___ Material to process ___
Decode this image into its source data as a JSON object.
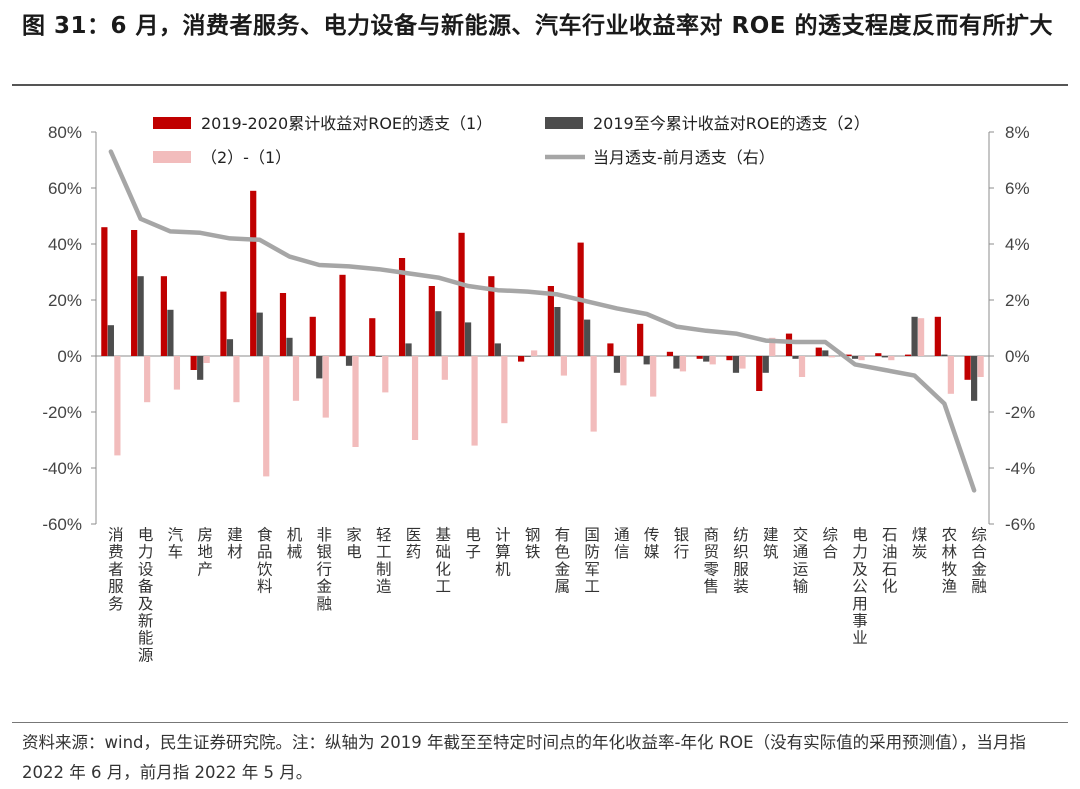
{
  "header": {
    "title": "图 31：6 月，消费者服务、电力设备与新能源、汽车行业收益率对 ROE 的透支程度反而有所扩大"
  },
  "footer": {
    "note": "资料来源：wind，民生证券研究院。注：纵轴为 2019 年截至至特定时间点的年化收益率-年化 ROE（没有实际值的采用预测值），当月指 2022 年 6 月，前月指 2022 年 5 月。"
  },
  "chart_data": {
    "type": "bar",
    "categories": [
      "消费者服务",
      "电力设备及新能源",
      "汽车",
      "房地产",
      "建材",
      "食品饮料",
      "机械",
      "非银行金融",
      "家电",
      "轻工制造",
      "医药",
      "基础化工",
      "电子",
      "计算机",
      "钢铁",
      "有色金属",
      "国防军工",
      "通信",
      "传媒",
      "银行",
      "商贸零售",
      "纺织服装",
      "建筑",
      "交通运输",
      "综合",
      "电力及公用事业",
      "石油石化",
      "煤炭",
      "农林牧渔",
      "综合金融"
    ],
    "series": [
      {
        "name": "2019-2020累计收益对ROE的透支（1）",
        "color": "#c00000",
        "axis": "left",
        "values": [
          46,
          45,
          28.5,
          -5,
          23,
          59,
          22.5,
          14,
          29,
          13.5,
          35,
          25,
          44,
          28.5,
          -2,
          25,
          40.5,
          4.5,
          11.5,
          1.5,
          -1,
          -1.5,
          -12.5,
          8,
          3,
          0.5,
          1,
          0.5,
          14,
          -8.5
        ]
      },
      {
        "name": "2019至今累计收益对ROE的透支（2）",
        "color": "#4d4d4d",
        "axis": "left",
        "values": [
          11,
          28.5,
          16.5,
          -8.5,
          6,
          15.5,
          6.5,
          -8,
          -3.5,
          0,
          4.5,
          16,
          12,
          4.5,
          0,
          17.5,
          13,
          -6,
          -3,
          -4.5,
          -2,
          -6,
          -6,
          -1,
          2,
          -1,
          -0.5,
          14,
          0.5,
          -16
        ]
      },
      {
        "name": "（2）-（1）",
        "color": "#f2bcbc",
        "axis": "left",
        "values": [
          -35.5,
          -16.5,
          -12,
          -2.5,
          -16.5,
          -43,
          -16,
          -22,
          -32.5,
          -13,
          -30,
          -8.5,
          -32,
          -24,
          2,
          -7,
          -27,
          -10.5,
          -14.5,
          -5.5,
          -3,
          -4.5,
          6.5,
          -7.5,
          -0.5,
          -1.5,
          -1.5,
          13.5,
          -13.5,
          -7.5
        ]
      },
      {
        "name": "当月透支-前月透支（右）",
        "color": "#a6a6a6",
        "type": "line",
        "axis": "right",
        "values": [
          7.3,
          4.9,
          4.45,
          4.4,
          4.2,
          4.15,
          3.55,
          3.25,
          3.2,
          3.1,
          2.95,
          2.8,
          2.5,
          2.35,
          2.3,
          2.2,
          1.95,
          1.7,
          1.5,
          1.05,
          0.9,
          0.8,
          0.55,
          0.5,
          0.5,
          -0.3,
          -0.5,
          -0.7,
          -1.7,
          -4.8
        ]
      }
    ],
    "ylim": [
      -60,
      80
    ],
    "yticks": [
      "80%",
      "60%",
      "40%",
      "20%",
      "0%",
      "-20%",
      "-40%",
      "-60%"
    ],
    "y2lim": [
      -6,
      8
    ],
    "y2ticks": [
      "8%",
      "6%",
      "4%",
      "2%",
      "0%",
      "-2%",
      "-4%",
      "-6%"
    ],
    "legend": "top"
  }
}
___
▶ [Aim]:
Each record above should come back exactly the same, only without its pictures.

▶ [Result of this exercise]:
Decode this image into its source data as a JSON object.
{
  "header": {
    "title": "图 31：6 月，消费者服务、电力设备与新能源、汽车行业收益率对 ROE 的透支程度反而有所扩大"
  },
  "footer": {
    "note": "资料来源：wind，民生证券研究院。注：纵轴为 2019 年截至至特定时间点的年化收益率-年化 ROE（没有实际值的采用预测值），当月指 2022 年 6 月，前月指 2022 年 5 月。"
  },
  "chart_data": {
    "type": "bar",
    "categories": [
      "消费者服务",
      "电力设备及新能源",
      "汽车",
      "房地产",
      "建材",
      "食品饮料",
      "机械",
      "非银行金融",
      "家电",
      "轻工制造",
      "医药",
      "基础化工",
      "电子",
      "计算机",
      "钢铁",
      "有色金属",
      "国防军工",
      "通信",
      "传媒",
      "银行",
      "商贸零售",
      "纺织服装",
      "建筑",
      "交通运输",
      "综合",
      "电力及公用事业",
      "石油石化",
      "煤炭",
      "农林牧渔",
      "综合金融"
    ],
    "series": [
      {
        "name": "2019-2020累计收益对ROE的透支（1）",
        "color": "#c00000",
        "axis": "left",
        "values": [
          46,
          45,
          28.5,
          -5,
          23,
          59,
          22.5,
          14,
          29,
          13.5,
          35,
          25,
          44,
          28.5,
          -2,
          25,
          40.5,
          4.5,
          11.5,
          1.5,
          -1,
          -1.5,
          -12.5,
          8,
          3,
          0.5,
          1,
          0.5,
          14,
          -8.5
        ]
      },
      {
        "name": "2019至今累计收益对ROE的透支（2）",
        "color": "#4d4d4d",
        "axis": "left",
        "values": [
          11,
          28.5,
          16.5,
          -8.5,
          6,
          15.5,
          6.5,
          -8,
          -3.5,
          0,
          4.5,
          16,
          12,
          4.5,
          0,
          17.5,
          13,
          -6,
          -3,
          -4.5,
          -2,
          -6,
          -6,
          -1,
          2,
          -1,
          -0.5,
          14,
          0.5,
          -16
        ]
      },
      {
        "name": "（2）-（1）",
        "color": "#f2bcbc",
        "axis": "left",
        "values": [
          -35.5,
          -16.5,
          -12,
          -2.5,
          -16.5,
          -43,
          -16,
          -22,
          -32.5,
          -13,
          -30,
          -8.5,
          -32,
          -24,
          2,
          -7,
          -27,
          -10.5,
          -14.5,
          -5.5,
          -3,
          -4.5,
          6.5,
          -7.5,
          -0.5,
          -1.5,
          -1.5,
          13.5,
          -13.5,
          -7.5
        ]
      },
      {
        "name": "当月透支-前月透支（右）",
        "color": "#a6a6a6",
        "type": "line",
        "axis": "right",
        "values": [
          7.3,
          4.9,
          4.45,
          4.4,
          4.2,
          4.15,
          3.55,
          3.25,
          3.2,
          3.1,
          2.95,
          2.8,
          2.5,
          2.35,
          2.3,
          2.2,
          1.95,
          1.7,
          1.5,
          1.05,
          0.9,
          0.8,
          0.55,
          0.5,
          0.5,
          -0.3,
          -0.5,
          -0.7,
          -1.7,
          -4.8
        ]
      }
    ],
    "ylim": [
      -60,
      80
    ],
    "yticks": [
      "80%",
      "60%",
      "40%",
      "20%",
      "0%",
      "-20%",
      "-40%",
      "-60%"
    ],
    "y2lim": [
      -6,
      8
    ],
    "y2ticks": [
      "8%",
      "6%",
      "4%",
      "2%",
      "0%",
      "-2%",
      "-4%",
      "-6%"
    ],
    "legend": "top"
  }
}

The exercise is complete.